> _RECORDED INFORMATION_:
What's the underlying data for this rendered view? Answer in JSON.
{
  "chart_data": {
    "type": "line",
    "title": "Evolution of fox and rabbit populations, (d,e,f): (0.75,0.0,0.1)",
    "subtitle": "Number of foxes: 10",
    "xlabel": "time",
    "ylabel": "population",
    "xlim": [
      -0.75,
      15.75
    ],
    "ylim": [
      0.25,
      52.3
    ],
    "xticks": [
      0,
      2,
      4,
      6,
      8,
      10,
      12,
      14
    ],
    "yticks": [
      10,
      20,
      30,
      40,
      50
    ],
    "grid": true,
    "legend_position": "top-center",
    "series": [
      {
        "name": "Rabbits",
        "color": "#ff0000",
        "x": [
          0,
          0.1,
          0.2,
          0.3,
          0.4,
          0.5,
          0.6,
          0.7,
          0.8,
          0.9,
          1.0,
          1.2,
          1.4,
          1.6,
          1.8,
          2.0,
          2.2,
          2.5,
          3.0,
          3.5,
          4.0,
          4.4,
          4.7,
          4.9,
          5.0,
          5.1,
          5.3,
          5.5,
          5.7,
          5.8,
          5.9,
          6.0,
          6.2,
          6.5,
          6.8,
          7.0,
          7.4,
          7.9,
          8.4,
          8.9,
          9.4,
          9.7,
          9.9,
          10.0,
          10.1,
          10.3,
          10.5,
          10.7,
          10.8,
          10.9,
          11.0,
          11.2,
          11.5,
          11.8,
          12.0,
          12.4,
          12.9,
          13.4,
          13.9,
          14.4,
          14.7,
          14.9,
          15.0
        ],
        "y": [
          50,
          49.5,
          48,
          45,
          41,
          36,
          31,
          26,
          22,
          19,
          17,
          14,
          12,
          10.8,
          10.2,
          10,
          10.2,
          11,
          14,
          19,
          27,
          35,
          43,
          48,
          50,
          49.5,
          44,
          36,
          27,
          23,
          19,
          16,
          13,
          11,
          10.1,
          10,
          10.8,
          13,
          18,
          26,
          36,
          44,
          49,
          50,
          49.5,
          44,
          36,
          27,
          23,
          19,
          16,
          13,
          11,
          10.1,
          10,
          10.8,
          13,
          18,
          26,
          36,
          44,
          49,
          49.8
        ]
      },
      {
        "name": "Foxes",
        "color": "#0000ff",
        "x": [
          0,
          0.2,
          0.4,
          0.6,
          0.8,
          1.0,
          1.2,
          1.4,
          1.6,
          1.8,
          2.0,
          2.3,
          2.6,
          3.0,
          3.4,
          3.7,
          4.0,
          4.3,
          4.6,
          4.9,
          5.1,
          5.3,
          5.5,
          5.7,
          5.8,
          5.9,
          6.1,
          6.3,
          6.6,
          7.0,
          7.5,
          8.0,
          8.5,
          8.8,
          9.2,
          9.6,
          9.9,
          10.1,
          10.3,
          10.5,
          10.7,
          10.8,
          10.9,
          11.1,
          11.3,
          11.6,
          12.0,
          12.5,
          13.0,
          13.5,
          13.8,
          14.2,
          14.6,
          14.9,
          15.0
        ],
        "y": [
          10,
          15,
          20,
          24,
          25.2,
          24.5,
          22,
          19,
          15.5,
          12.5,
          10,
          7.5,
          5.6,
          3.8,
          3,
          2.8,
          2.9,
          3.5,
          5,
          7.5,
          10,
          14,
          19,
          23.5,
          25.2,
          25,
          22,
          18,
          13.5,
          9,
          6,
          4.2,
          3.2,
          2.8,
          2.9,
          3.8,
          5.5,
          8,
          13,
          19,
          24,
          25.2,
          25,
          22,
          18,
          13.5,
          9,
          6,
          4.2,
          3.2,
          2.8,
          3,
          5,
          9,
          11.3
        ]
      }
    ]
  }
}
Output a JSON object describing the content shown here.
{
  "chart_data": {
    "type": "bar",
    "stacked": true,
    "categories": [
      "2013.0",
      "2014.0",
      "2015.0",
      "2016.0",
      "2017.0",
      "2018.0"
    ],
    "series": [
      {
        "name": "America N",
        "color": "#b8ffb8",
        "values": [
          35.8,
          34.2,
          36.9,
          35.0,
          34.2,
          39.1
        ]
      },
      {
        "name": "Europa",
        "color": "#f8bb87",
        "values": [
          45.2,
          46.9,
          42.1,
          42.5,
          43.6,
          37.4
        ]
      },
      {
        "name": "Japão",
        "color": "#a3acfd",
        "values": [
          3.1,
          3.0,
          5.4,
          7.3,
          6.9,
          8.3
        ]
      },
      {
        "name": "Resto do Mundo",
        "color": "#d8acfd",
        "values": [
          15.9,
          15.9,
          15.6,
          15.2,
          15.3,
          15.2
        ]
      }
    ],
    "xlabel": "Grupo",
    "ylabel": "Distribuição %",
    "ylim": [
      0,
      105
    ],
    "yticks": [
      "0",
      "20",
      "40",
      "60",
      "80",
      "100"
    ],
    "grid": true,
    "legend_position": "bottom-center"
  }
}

> _YOUR OBJECTIVE_: Write the number of lines containing the word "color" and nothing besides it.

> _WRITTEN RESPONSE_: 6